Recorded data
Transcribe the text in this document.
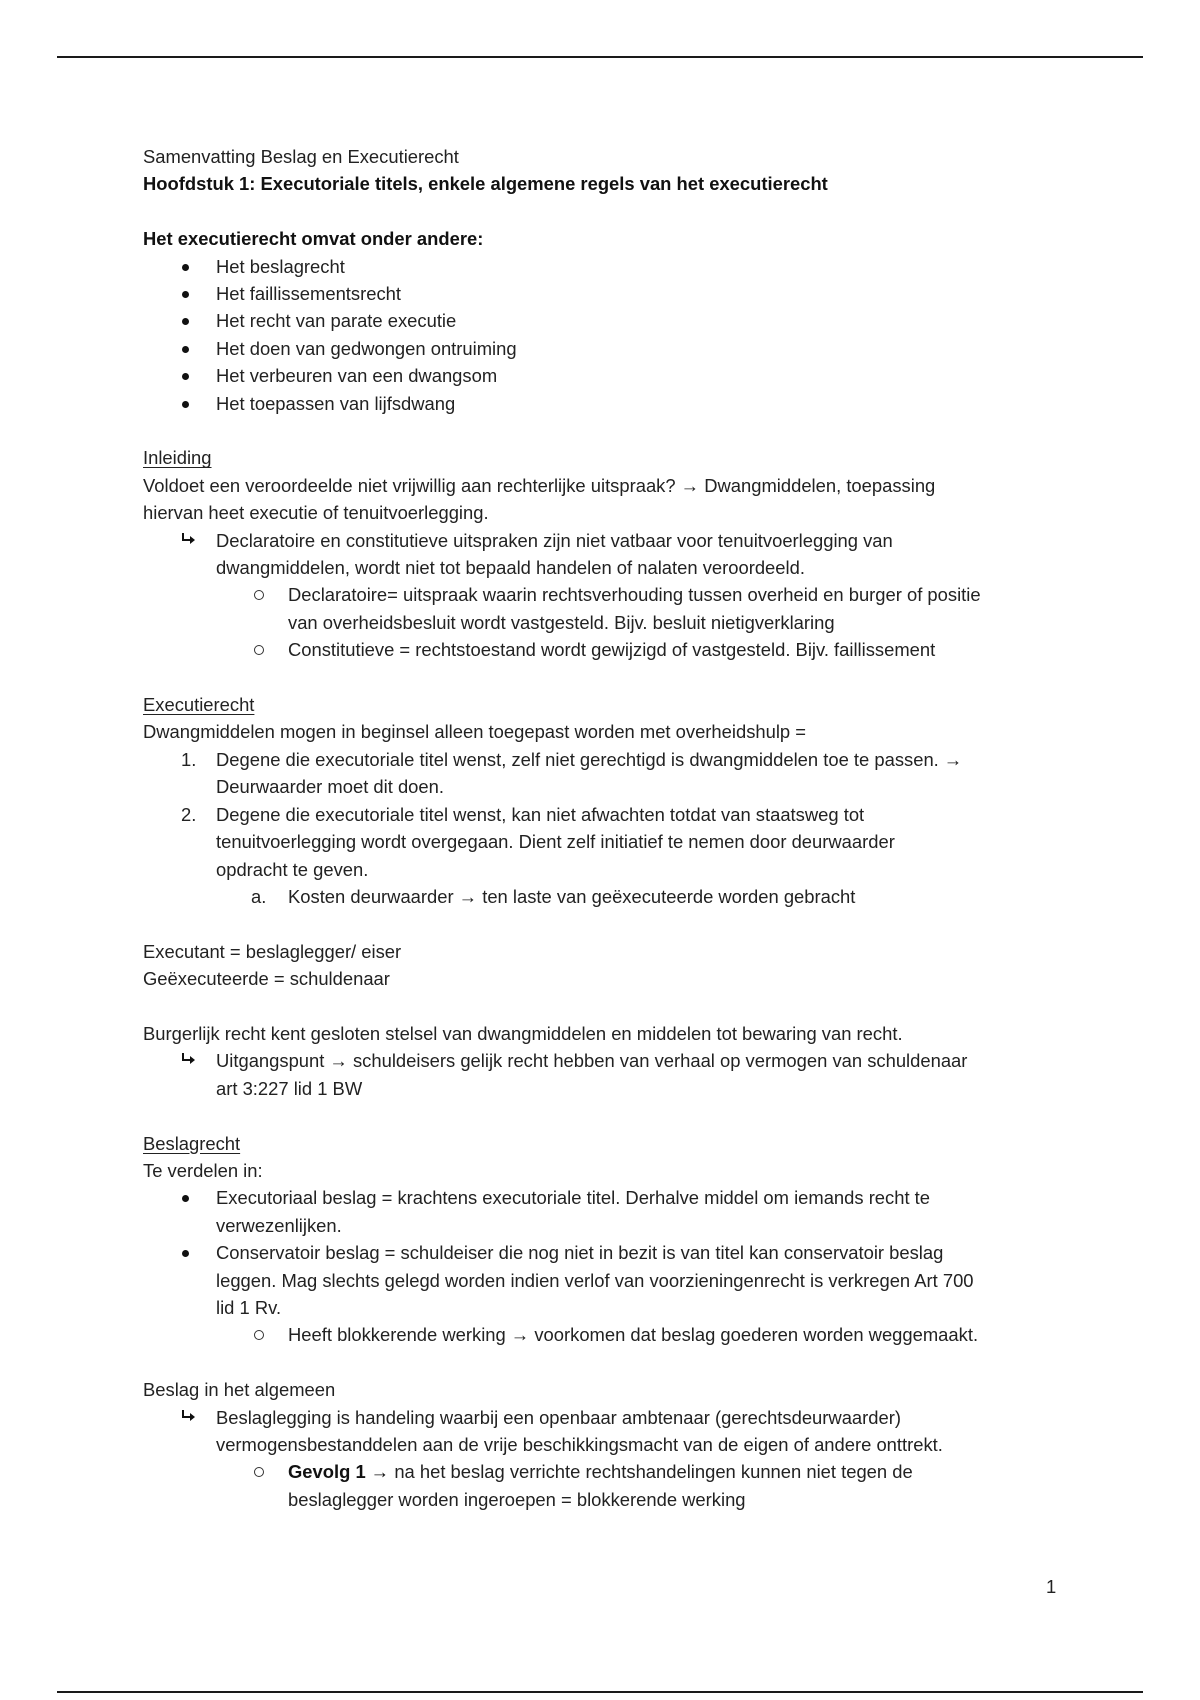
Samenvatting Beslag en Executierecht

Hoofdstuk 1: Executoriale titels, enkele algemene regels van het executierecht

Het executierecht omvat onder andere:

Het beslagrecht

Het faillissementsrecht

Het recht van parate executie

Het doen van gedwongen ontruiming

Het verbeuren van een dwangsom

Het toepassen van lijfsdwang

Inleiding

Voldoet een veroordeelde niet vrijwillig aan rechterlijke uitspraak? → Dwangmiddelen, toepassing

hiervan heet executie of tenuitvoerlegging.

Declaratoire en constitutieve uitspraken zijn niet vatbaar voor tenuitvoerlegging van

dwangmiddelen, wordt niet tot bepaald handelen of nalaten veroordeeld.

Declaratoire= uitspraak waarin rechtsverhouding tussen overheid en burger of positie

van overheidsbesluit wordt vastgesteld. Bijv. besluit nietigverklaring

Constitutieve = rechtstoestand wordt gewijzigd of vastgesteld. Bijv. faillissement

Executierecht

Dwangmiddelen mogen in beginsel alleen toegepast worden met overheidshulp =

1. Degene die executoriale titel wenst, zelf niet gerechtigd is dwangmiddelen toe te passen. →

Deurwaarder moet dit doen.

2. Degene die executoriale titel wenst, kan niet afwachten totdat van staatsweg tot

tenuitvoerlegging wordt overgegaan. Dient zelf initiatief te nemen door deurwaarder

opdracht te geven.

a. Kosten deurwaarder → ten laste van geëxecuteerde worden gebracht

Executant = beslaglegger/ eiser

Geëxecuteerde = schuldenaar

Burgerlijk recht kent gesloten stelsel van dwangmiddelen en middelen tot bewaring van recht.

Uitgangspunt → schuldeisers gelijk recht hebben van verhaal op vermogen van schuldenaar

art 3:227 lid 1 BW

Beslagrecht

Te verdelen in:

Executoriaal beslag = krachtens executoriale titel. Derhalve middel om iemands recht te

verwezenlijken.

Conservatoir beslag = schuldeiser die nog niet in bezit is van titel kan conservatoir beslag

leggen. Mag slechts gelegd worden indien verlof van voorzieningenrecht is verkregen Art 700

lid 1 Rv.

Heeft blokkerende werking → voorkomen dat beslag goederen worden weggemaakt.

Beslag in het algemeen

Beslaglegging is handeling waarbij een openbaar ambtenaar (gerechtsdeurwaarder)

vermogensbestanddelen aan de vrije beschikkingsmacht van de eigen of andere onttrekt.

Gevolg 1 → na het beslag verrichte rechtshandelingen kunnen niet tegen de

beslaglegger worden ingeroepen = blokkerende werking

1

• INSTRUCTION: Find the string "uitspraak" in the entries above and return each line that holds it.

• ANSWER TO THE TASK:
Voldoet een veroordeelde niet vrijwillig aan rechterlijke uitspraak? → Dwangmiddelen, toepassing
Declaratoire= uitspraak waarin rechtsverhouding tussen overheid en burger of positie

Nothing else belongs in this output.